Adding further fuel to the tempestuous insanity that has been this week, I’ve had two somewhat interconnected papers accepted to two more conferences coming up this spring! First is the 2009 American Comparative Literature Association Conference, which takes place at Harvard March 26-29. This overlaps a bit with the tail end of the 2009 Game Developers Conference, so I’ll take off from that a little early to make it back for ACLA.
Second is the Fairy Tale After Angela Carter conference at the University of East Anglia in England, which is going on April 22-25. The eagle-eyed among you will notice that this also has an overlap, with MIT6 (April 24-26), so I’m planning on taking off from the Fairy Tale conference early so I can catch the latter half of MIT6. Good grief literally!
--*--
» **Problem A**:
In the conference announcement, why does the writer plan to leave the Fairy Tale After Angela Carter conference early? Answer in one to three sentences.
» **Problem B**:
Return the part of the conference announcement from "Second is the" up to and including "Good grief literally!", copied word for word.
You won't need the entries that come after this.

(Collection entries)
--*--
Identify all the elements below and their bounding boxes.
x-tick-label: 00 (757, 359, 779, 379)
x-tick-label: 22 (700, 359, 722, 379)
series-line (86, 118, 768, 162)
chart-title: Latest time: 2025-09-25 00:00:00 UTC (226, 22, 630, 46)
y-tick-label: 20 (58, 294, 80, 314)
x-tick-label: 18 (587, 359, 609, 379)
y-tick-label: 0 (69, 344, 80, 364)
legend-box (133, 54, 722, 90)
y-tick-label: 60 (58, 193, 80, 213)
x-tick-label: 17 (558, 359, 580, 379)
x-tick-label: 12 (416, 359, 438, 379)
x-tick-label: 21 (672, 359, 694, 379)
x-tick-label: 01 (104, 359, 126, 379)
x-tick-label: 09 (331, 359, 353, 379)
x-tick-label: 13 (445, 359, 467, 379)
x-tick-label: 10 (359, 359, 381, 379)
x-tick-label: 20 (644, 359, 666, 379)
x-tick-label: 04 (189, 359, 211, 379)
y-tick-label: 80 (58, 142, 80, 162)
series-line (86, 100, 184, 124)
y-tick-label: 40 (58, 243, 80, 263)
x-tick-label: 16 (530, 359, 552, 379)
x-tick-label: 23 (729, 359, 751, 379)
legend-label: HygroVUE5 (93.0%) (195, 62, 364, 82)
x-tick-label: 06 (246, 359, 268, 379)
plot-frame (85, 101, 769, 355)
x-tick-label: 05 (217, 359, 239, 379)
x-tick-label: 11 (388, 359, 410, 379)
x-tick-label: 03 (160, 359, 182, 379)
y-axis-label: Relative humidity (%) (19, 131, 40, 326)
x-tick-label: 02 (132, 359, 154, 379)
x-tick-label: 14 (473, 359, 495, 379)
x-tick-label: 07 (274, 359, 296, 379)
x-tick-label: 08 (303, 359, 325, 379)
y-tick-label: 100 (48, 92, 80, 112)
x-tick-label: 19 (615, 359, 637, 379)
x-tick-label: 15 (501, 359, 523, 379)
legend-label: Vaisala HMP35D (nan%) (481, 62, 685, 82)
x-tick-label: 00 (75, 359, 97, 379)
--*--
» **Exercise solution A**:
The Fairy Tale After Angela Carter conference (April 22-25) overlaps with MIT6 (April 24-26). The writer is leaving early to catch the latter half of MIT6.

» **Exercise solution B**:
Second is the Fairy Tale After Angela Carter conference at the University of East Anglia in England, which is going on April 22-25. The eagle-eyed among you will notice that this also has an overlap, with MIT6 (April 24-26), so I’m planning on taking off from the Fairy Tale conference early so I can catch the latter half of MIT6. Good grief literally!